#### Goal:
How many of the lines below contain the string "title", with case counting? State only the number.
-=-=-
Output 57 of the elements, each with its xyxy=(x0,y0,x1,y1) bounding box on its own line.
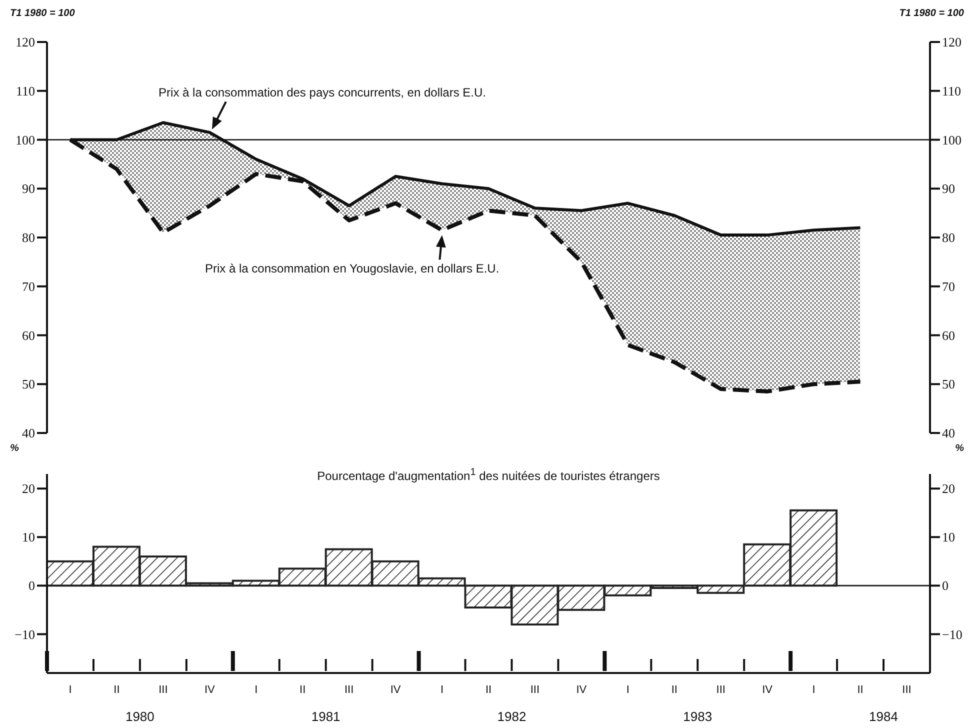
y-tick-label: 100 xyxy=(16,132,35,148)
text: 1984 xyxy=(868,709,899,724)
x-tick-label: II xyxy=(485,684,492,696)
series-label: Prix à la consommation des pays concurrents, en dollars E.U. xyxy=(158,86,486,100)
y-tick-label: −10 xyxy=(14,626,35,642)
y2-tick-label: 20 xyxy=(942,481,955,496)
x-tick-label: I xyxy=(812,684,816,696)
y2-tick-label: 80 xyxy=(942,230,955,246)
y2-axis-title: % xyxy=(955,443,964,456)
x-tick-label: I xyxy=(440,684,444,696)
y-tick-label: 10 xyxy=(22,530,35,545)
text: 1981 xyxy=(310,709,342,724)
y-axis-title: T1 1980 = 100 xyxy=(10,8,75,21)
y2-tick-label: 10 xyxy=(942,530,955,545)
y2-tick-label: 110 xyxy=(942,83,962,98)
chart-title: Pourcentage d'augmentation$^{1}$ des nuitées de touristes étrangers xyxy=(316,467,661,483)
x-tick-label: II xyxy=(857,684,864,696)
y2-tick-label: 40 xyxy=(942,426,955,441)
y-tick-label: 120 xyxy=(16,34,35,50)
y2-tick-label: 60 xyxy=(942,328,955,343)
text: 1980 xyxy=(124,709,156,724)
x-tick-label: I xyxy=(626,684,630,696)
y2-tick-label: −10 xyxy=(942,626,962,642)
y-axis-title: % xyxy=(10,443,19,456)
x-tick-label: II xyxy=(114,684,120,696)
y2-tick-label: 50 xyxy=(942,376,955,392)
y-tick-label: 60 xyxy=(22,328,35,343)
x-tick-label: IV xyxy=(762,684,774,696)
y2-tick-label: 100 xyxy=(942,132,962,148)
y2-axis-title: T1 1980 = 100 xyxy=(899,8,964,21)
x-tick-label: III xyxy=(716,684,726,696)
y2-tick-label: 90 xyxy=(942,181,955,196)
text: 1982 xyxy=(496,709,528,724)
x-tick-label: II xyxy=(300,684,306,696)
x-tick-label: IV xyxy=(204,684,216,696)
y-tick-label: 80 xyxy=(22,230,35,246)
x-tick-label: I xyxy=(254,684,258,696)
text: 1983 xyxy=(682,709,714,724)
x-tick-label: I xyxy=(68,684,72,696)
x-tick-label: IV xyxy=(576,684,588,696)
y-tick-label: 90 xyxy=(22,181,35,196)
y2-tick-label: 70 xyxy=(942,278,955,294)
y-tick-label: 40 xyxy=(22,426,35,441)
x-tick-label: III xyxy=(158,684,168,696)
y-tick-label: 110 xyxy=(16,83,35,98)
y-tick-label: 20 xyxy=(22,481,35,496)
x-tick-label: IV xyxy=(390,684,402,696)
x-tick-label: III xyxy=(530,684,540,696)
x-tick-label: III xyxy=(344,684,354,696)
y-tick-label: 70 xyxy=(22,278,35,294)
y-tick-label: 0 xyxy=(28,578,35,594)
legend-label: Prix à la consommation en Yougoslavie, en dollars E.U. xyxy=(205,262,500,276)
y2-tick-label: 0 xyxy=(942,578,948,594)
y2-tick-label: 120 xyxy=(942,34,962,50)
x-tick-label: II xyxy=(671,684,678,696)
x-tick-label: III xyxy=(902,684,912,696)
y-tick-label: 50 xyxy=(22,376,35,392)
-=-=-
#### Reply to the exercise:
5